- EXCERPTED RECORDS
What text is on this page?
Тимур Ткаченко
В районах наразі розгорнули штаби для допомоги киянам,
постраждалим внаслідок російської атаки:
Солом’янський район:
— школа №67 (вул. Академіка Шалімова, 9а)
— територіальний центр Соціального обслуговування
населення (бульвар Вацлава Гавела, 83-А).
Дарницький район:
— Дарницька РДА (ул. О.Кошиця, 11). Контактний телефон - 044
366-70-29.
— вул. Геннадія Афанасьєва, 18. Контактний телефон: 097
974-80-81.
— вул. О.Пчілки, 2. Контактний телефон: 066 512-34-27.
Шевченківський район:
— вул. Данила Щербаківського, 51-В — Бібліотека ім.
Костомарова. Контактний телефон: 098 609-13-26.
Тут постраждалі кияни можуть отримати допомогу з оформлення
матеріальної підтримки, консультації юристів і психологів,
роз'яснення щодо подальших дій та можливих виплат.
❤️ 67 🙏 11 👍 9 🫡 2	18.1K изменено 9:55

- REQUIREMENTS
Repeat every record, keeping each word and mark exactly as it is.

- IN RESPONSE
What text is on this page?
Тимур Ткаченко
В районах наразі розгорнули штаби для допомоги киянам,
постраждалим внаслідок російської атаки:
Солом’янський район:
— школа №67 (вул. Академіка Шалімова, 9а)
— територіальний центр Соціального обслуговування
населення (бульвар Вацлава Гавела, 83-А).
Дарницький район:
— Дарницька РДА (ул. О.Кошиця, 11). Контактний телефон - 044
366-70-29.
— вул. Геннадія Афанасьєва, 18. Контактний телефон: 097
974-80-81.
— вул. О.Пчілки, 2. Контактний телефон: 066 512-34-27.
Шевченківський район:
— вул. Данила Щербаківського, 51-В — Бібліотека ім.
Костомарова. Контактний телефон: 098 609-13-26.
Тут постраждалі кияни можуть отримати допомогу з оформлення
матеріальної підтримки, консультації юристів і психологів,
роз'яснення щодо подальших дій та можливих виплат.
❤️ 67 🙏 11 👍 9 🫡 2	18.1K изменено 9:55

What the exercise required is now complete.